What you need to do
Transcribe all the entries word for word, omitting any pictures they contain.

Information shown
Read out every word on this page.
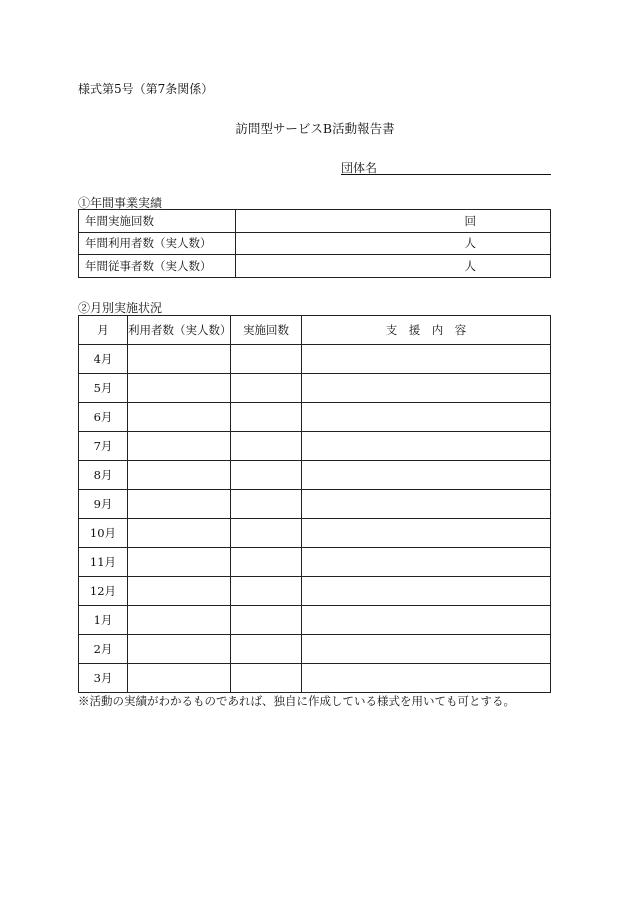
様式第5号（第7条関係）
訪問型サービスB活動報告書
団体名
①年間事業実績
年間実施回数	回
年間利用者数（実人数）	人
年間従事者数（実人数）	人
②月別実施状況
月	利用者数（実人数）	実施回数	支　援　内　容
4月			
5月			
6月			
7月			
8月			
9月			
10月			
11月			
12月			
1月			
2月			
3月			
※活動の実績がわかるものであれば、独自に作成している様式を用いても可とする。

Exercise solution
Read out every word on this page.
様式第5号（第7条関係）
訪問型サービスB活動報告書
団体名
①年間事業実績
年間実施回数	回
年間利用者数（実人数）	人
年間従事者数（実人数）	人
②月別実施状況
月	利用者数（実人数）	実施回数	支　援　内　容
4月			
5月			
6月			
7月			
8月			
9月			
10月			
11月			
12月			
1月			
2月			
3月			
※活動の実績がわかるものであれば、独自に作成している様式を用いても可とする。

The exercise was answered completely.